• _Supplied information_
— start —
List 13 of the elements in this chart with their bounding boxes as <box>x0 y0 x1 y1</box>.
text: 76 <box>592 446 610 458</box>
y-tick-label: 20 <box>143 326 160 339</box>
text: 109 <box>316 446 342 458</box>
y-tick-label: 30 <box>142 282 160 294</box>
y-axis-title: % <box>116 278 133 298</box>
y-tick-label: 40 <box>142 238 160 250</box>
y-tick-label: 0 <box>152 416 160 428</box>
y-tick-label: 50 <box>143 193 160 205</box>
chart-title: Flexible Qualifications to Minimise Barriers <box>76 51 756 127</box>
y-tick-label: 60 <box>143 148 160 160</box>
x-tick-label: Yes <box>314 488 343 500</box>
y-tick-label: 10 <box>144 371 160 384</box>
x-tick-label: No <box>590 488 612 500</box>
— end —
• _What to work on_
Retype all of the material above, line for line, with no changes.

• _Answer for this exercise_
List 13 of the elements in this chart with their bounding boxes as <box>x0 y0 x1 y1</box>.
text: 76 <box>592 446 610 458</box>
y-tick-label: 20 <box>143 326 160 339</box>
text: 109 <box>316 446 342 458</box>
y-tick-label: 30 <box>142 282 160 294</box>
y-axis-title: % <box>116 278 133 298</box>
y-tick-label: 40 <box>142 238 160 250</box>
y-tick-label: 0 <box>152 416 160 428</box>
y-tick-label: 50 <box>143 193 160 205</box>
chart-title: Flexible Qualifications to Minimise Barriers <box>76 51 756 127</box>
y-tick-label: 60 <box>143 148 160 160</box>
x-tick-label: Yes <box>314 488 343 500</box>
y-tick-label: 10 <box>144 371 160 384</box>
x-tick-label: No <box>590 488 612 500</box>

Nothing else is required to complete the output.